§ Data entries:
▼
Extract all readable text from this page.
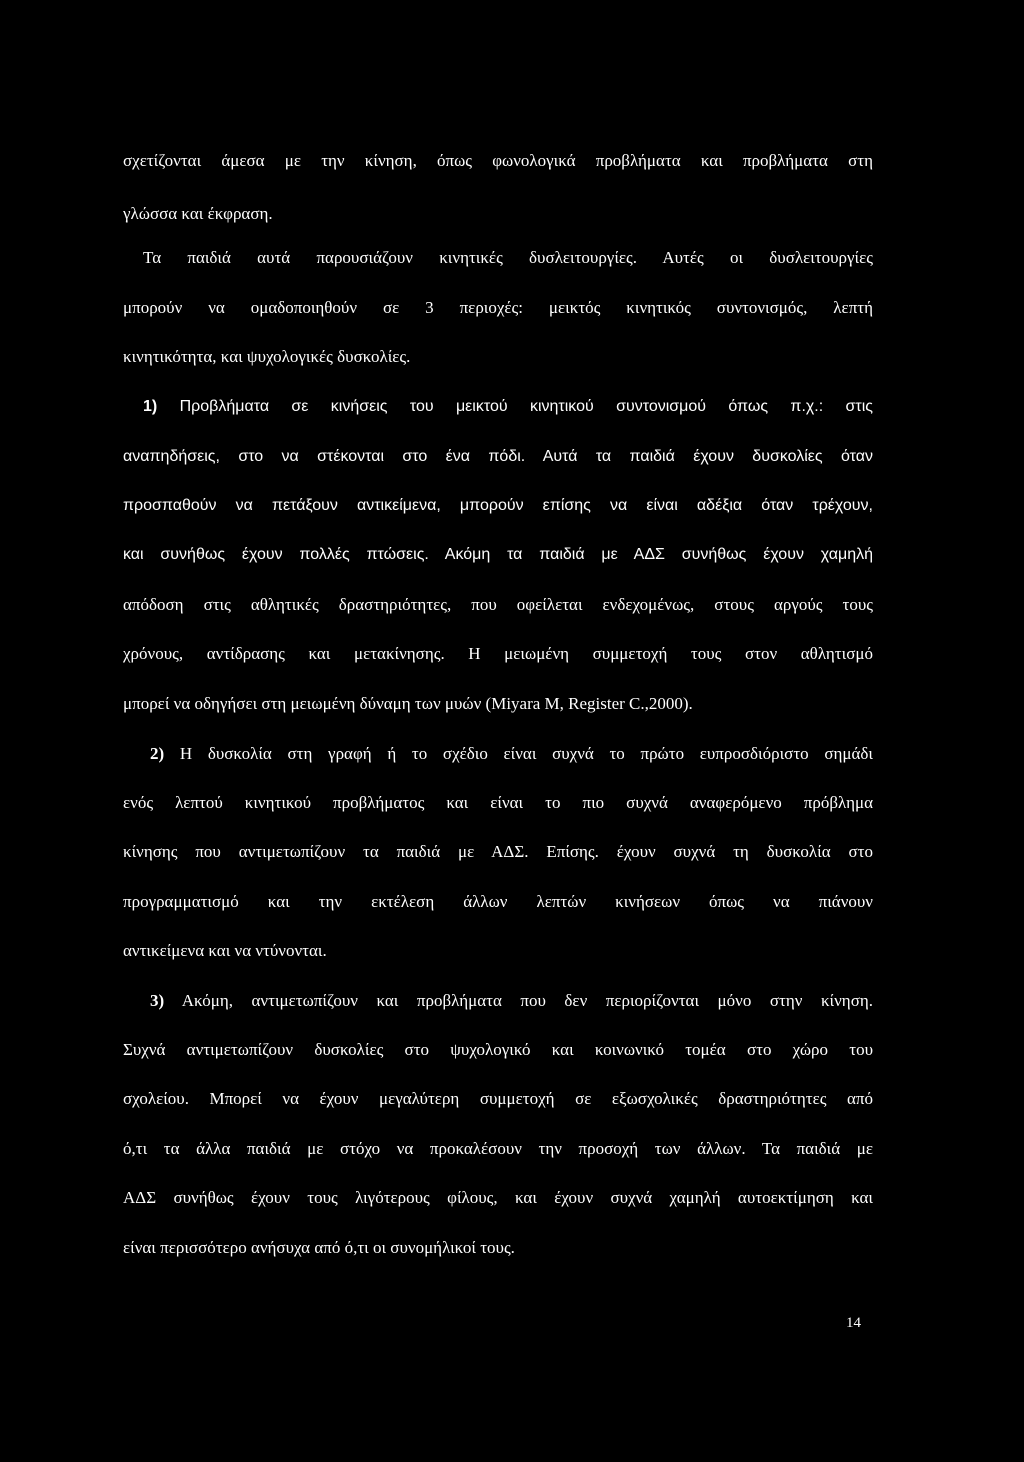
σχετίζονται άμεσα με την κίνηση, όπως φωνολογικά προβλήματα και προβλήματα στη
γλώσσα και έκφραση.
Τα παιδιά αυτά παρουσιάζουν κινητικές δυσλειτουργίες. Αυτές οι δυσλειτουργίες
μπορούν να ομαδοποιηθούν σε 3 περιοχές: μεικτός κινητικός συντονισμός, λεπτή
κινητικότητα, και ψυχολογικές δυσκολίες.
1) Προβλήματα σε κινήσεις του μεικτού κινητικού συντονισμού όπως π.χ.: στις
αναπηδήσεις, στο να στέκονται στο ένα πόδι. Αυτά τα παιδιά έχουν δυσκολίες όταν
προσπαθούν να πετάξουν αντικείμενα, μπορούν επίσης να είναι αδέξια όταν τρέχουν,
και συνήθως έχουν πολλές πτώσεις. Ακόμη τα παιδιά με ΑΔΣ συνήθως έχουν χαμηλή
απόδοση στις αθλητικές δραστηριότητες, που οφείλεται ενδεχομένως, στους αργούς τους
χρόνους, αντίδρασης και μετακίνησης. Η μειωμένη συμμετοχή τους στον αθλητισμό
μπορεί να οδηγήσει στη μειωμένη δύναμη των μυών (Miyara M, Register C.,2000).
2) Η δυσκολία στη γραφή ή το σχέδιο είναι συχνά το πρώτο ευπροσδιόριστο σημάδι
ενός λεπτού κινητικού προβλήματος και είναι το πιο συχνά αναφερόμενο πρόβλημα
κίνησης που αντιμετωπίζουν τα παιδιά με ΑΔΣ. Επίσης. έχουν συχνά τη δυσκολία στο
προγραμματισμό και την εκτέλεση άλλων λεπτών κινήσεων όπως να πιάνουν
αντικείμενα και να ντύνονται.
3) Ακόμη, αντιμετωπίζουν και προβλήματα που δεν περιορίζονται μόνο στην κίνηση.
Συχνά αντιμετωπίζουν δυσκολίες στο ψυχολογικό και κοινωνικό τομέα στο χώρο του
σχολείου. Μπορεί να έχουν μεγαλύτερη συμμετοχή σε εξωσχολικές δραστηριότητες από
ό,τι τα άλλα παιδιά με στόχο να προκαλέσουν την προσοχή των άλλων. Τα παιδιά με
ΑΔΣ συνήθως έχουν τους λιγότερους φίλους, και έχουν συχνά χαμηλή αυτοεκτίμηση και
είναι περισσότερο ανήσυχα από ό,τι οι συνομήλικοί τους.
14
▲
Omit the pictures, then quote the rest of the material above exactly.

§ Problem solution:
Extract all readable text from this page.
σχετίζονται άμεσα με την κίνηση, όπως φωνολογικά προβλήματα και προβλήματα στη
γλώσσα και έκφραση.
Τα παιδιά αυτά παρουσιάζουν κινητικές δυσλειτουργίες. Αυτές οι δυσλειτουργίες
μπορούν να ομαδοποιηθούν σε 3 περιοχές: μεικτός κινητικός συντονισμός, λεπτή
κινητικότητα, και ψυχολογικές δυσκολίες.
1) Προβλήματα σε κινήσεις του μεικτού κινητικού συντονισμού όπως π.χ.: στις
αναπηδήσεις, στο να στέκονται στο ένα πόδι. Αυτά τα παιδιά έχουν δυσκολίες όταν
προσπαθούν να πετάξουν αντικείμενα, μπορούν επίσης να είναι αδέξια όταν τρέχουν,
και συνήθως έχουν πολλές πτώσεις. Ακόμη τα παιδιά με ΑΔΣ συνήθως έχουν χαμηλή
απόδοση στις αθλητικές δραστηριότητες, που οφείλεται ενδεχομένως, στους αργούς τους
χρόνους, αντίδρασης και μετακίνησης. Η μειωμένη συμμετοχή τους στον αθλητισμό
μπορεί να οδηγήσει στη μειωμένη δύναμη των μυών (Miyara M, Register C.,2000).
2) Η δυσκολία στη γραφή ή το σχέδιο είναι συχνά το πρώτο ευπροσδιόριστο σημάδι
ενός λεπτού κινητικού προβλήματος και είναι το πιο συχνά αναφερόμενο πρόβλημα
κίνησης που αντιμετωπίζουν τα παιδιά με ΑΔΣ. Επίσης. έχουν συχνά τη δυσκολία στο
προγραμματισμό και την εκτέλεση άλλων λεπτών κινήσεων όπως να πιάνουν
αντικείμενα και να ντύνονται.
3) Ακόμη, αντιμετωπίζουν και προβλήματα που δεν περιορίζονται μόνο στην κίνηση.
Συχνά αντιμετωπίζουν δυσκολίες στο ψυχολογικό και κοινωνικό τομέα στο χώρο του
σχολείου. Μπορεί να έχουν μεγαλύτερη συμμετοχή σε εξωσχολικές δραστηριότητες από
ό,τι τα άλλα παιδιά με στόχο να προκαλέσουν την προσοχή των άλλων. Τα παιδιά με
ΑΔΣ συνήθως έχουν τους λιγότερους φίλους, και έχουν συχνά χαμηλή αυτοεκτίμηση και
είναι περισσότερο ανήσυχα από ό,τι οι συνομήλικοί τους.
14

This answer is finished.